**REQUIRED TASK**
Give the number of lines containing the word "setColumns", and nothing else.

**RECORDS FOR THIS EXERCISE**
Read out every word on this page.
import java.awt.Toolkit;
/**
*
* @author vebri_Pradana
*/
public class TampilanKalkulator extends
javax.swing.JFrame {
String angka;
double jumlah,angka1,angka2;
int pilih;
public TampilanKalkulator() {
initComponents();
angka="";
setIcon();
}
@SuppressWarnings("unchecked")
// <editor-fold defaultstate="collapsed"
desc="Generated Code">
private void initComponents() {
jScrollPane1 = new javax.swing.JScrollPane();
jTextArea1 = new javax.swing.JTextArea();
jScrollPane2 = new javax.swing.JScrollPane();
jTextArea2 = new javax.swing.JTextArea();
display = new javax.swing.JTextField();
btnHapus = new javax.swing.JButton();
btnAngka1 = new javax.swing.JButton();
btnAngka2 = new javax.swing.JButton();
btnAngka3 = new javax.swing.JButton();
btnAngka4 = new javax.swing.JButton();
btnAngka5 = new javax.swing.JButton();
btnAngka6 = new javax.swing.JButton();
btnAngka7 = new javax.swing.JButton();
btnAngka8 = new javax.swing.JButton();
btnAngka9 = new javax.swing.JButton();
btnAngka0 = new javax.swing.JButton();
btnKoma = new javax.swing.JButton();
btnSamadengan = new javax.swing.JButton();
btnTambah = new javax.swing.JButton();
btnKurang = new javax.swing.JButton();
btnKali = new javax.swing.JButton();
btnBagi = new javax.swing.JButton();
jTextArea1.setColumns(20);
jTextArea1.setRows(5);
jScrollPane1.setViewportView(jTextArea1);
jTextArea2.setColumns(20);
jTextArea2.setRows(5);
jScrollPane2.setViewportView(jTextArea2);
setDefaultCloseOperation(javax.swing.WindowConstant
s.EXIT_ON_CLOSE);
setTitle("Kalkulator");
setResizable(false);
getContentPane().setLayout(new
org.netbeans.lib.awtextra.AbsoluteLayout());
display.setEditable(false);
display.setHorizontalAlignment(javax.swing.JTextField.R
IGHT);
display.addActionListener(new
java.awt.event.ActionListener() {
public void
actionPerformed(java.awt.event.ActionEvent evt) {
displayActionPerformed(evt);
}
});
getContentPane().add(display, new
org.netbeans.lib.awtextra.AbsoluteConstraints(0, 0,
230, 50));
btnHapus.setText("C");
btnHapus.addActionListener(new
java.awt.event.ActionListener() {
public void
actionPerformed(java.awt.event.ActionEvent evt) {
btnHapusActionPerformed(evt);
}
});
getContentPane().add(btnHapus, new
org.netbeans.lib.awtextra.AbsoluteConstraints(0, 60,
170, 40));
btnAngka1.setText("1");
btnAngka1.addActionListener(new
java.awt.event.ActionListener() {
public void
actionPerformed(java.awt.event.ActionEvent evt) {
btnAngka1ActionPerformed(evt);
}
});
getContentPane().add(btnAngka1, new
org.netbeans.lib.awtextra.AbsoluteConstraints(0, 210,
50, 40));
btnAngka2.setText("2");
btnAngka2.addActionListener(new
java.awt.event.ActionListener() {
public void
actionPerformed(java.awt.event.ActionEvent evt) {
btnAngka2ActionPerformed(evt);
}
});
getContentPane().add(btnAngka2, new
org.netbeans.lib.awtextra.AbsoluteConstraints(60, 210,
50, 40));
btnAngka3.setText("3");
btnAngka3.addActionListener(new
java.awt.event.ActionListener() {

**FULL SOLUTION**
2